OBJECTIVE
Examine the records and identify each line that includes the string "modlitwą". Copy those lines.

SOURCE RECORDS
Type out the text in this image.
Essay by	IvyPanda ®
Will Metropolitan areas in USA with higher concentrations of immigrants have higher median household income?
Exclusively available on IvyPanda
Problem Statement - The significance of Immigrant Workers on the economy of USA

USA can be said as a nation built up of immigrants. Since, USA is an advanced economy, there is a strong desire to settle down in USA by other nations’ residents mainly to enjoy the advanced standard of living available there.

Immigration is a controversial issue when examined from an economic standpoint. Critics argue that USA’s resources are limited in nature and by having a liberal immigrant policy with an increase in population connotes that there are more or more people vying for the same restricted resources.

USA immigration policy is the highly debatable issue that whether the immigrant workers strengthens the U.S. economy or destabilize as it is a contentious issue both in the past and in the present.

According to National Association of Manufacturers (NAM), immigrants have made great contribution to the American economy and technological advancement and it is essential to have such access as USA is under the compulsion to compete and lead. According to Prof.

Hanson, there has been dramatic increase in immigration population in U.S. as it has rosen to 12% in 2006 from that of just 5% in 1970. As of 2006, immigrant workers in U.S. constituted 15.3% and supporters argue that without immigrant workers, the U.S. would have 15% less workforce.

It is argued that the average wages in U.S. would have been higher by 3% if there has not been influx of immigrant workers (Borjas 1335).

...

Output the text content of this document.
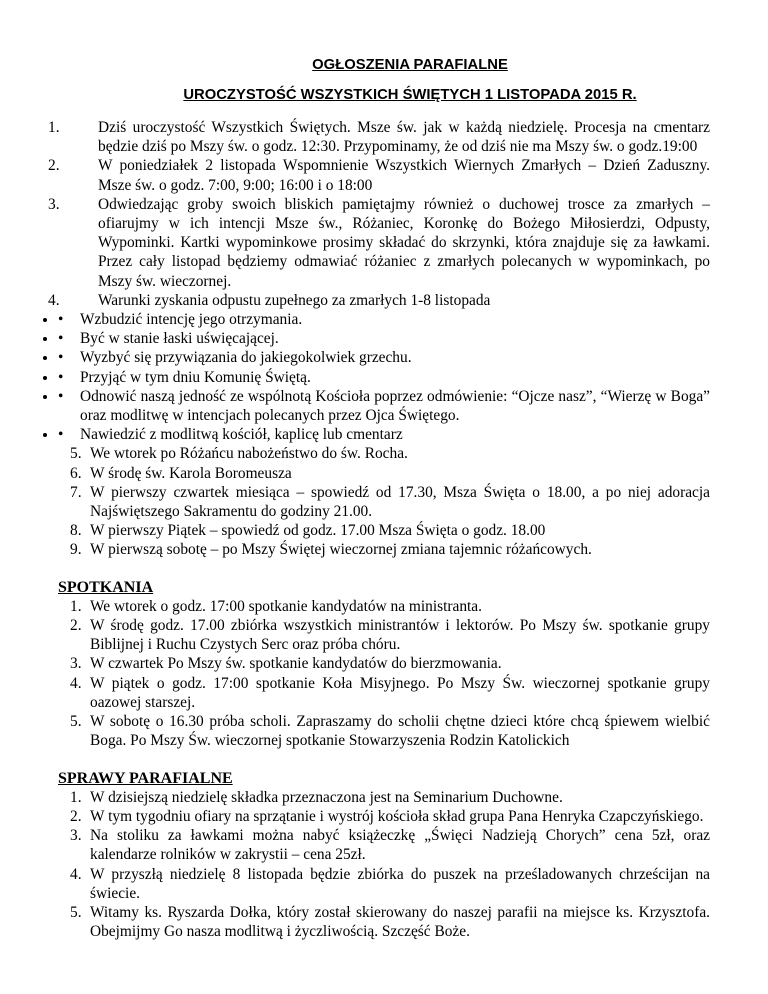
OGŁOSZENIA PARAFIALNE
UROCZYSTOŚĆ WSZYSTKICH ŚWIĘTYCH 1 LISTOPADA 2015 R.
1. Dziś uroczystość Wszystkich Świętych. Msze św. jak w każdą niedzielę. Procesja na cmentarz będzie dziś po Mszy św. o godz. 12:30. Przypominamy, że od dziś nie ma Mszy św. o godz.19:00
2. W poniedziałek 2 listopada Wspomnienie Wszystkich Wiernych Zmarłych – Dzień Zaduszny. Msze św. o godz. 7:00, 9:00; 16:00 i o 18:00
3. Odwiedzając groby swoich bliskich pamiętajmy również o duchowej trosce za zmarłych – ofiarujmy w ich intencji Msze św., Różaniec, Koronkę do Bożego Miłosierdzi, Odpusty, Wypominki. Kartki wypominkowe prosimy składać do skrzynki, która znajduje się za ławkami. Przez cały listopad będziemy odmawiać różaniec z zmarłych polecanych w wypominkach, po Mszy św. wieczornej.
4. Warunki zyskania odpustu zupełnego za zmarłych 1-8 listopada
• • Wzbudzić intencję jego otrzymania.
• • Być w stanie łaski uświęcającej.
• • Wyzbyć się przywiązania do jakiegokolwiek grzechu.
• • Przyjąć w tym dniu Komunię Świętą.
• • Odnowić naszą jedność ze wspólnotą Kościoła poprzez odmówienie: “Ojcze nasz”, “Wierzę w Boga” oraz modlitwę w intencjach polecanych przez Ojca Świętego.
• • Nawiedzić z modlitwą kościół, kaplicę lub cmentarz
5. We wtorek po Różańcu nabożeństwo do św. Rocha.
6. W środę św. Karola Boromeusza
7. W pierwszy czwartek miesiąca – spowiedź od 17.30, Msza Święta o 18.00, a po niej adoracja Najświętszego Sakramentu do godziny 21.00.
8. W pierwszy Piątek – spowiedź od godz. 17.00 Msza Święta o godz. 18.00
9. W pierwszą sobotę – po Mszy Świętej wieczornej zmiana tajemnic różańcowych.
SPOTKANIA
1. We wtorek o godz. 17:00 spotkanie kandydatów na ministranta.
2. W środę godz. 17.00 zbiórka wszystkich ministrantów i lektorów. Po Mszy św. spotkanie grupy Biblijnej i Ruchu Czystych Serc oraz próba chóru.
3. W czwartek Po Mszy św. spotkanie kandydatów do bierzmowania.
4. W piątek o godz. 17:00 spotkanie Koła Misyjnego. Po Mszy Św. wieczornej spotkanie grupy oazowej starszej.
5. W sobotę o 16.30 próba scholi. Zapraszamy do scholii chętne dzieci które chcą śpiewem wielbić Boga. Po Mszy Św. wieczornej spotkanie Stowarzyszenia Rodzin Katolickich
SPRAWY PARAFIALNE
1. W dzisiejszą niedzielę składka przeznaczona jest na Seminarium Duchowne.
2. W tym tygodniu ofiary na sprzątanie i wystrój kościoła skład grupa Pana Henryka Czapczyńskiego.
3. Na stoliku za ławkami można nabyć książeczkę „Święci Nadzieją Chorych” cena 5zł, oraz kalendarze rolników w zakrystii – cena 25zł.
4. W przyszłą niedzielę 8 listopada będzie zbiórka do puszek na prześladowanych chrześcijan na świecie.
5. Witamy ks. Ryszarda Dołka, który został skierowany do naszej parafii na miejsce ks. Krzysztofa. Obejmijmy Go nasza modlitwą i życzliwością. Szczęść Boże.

PROBLEM SOLUTION
• • Nawiedzić z modlitwą kościół, kaplicę lub cmentarz
5. Witamy ks. Ryszarda Dołka, który został skierowany do naszej parafii na miejsce ks. Krzysztofa. Obejmijmy Go nasza modlitwą i życzliwością. Szczęść Boże.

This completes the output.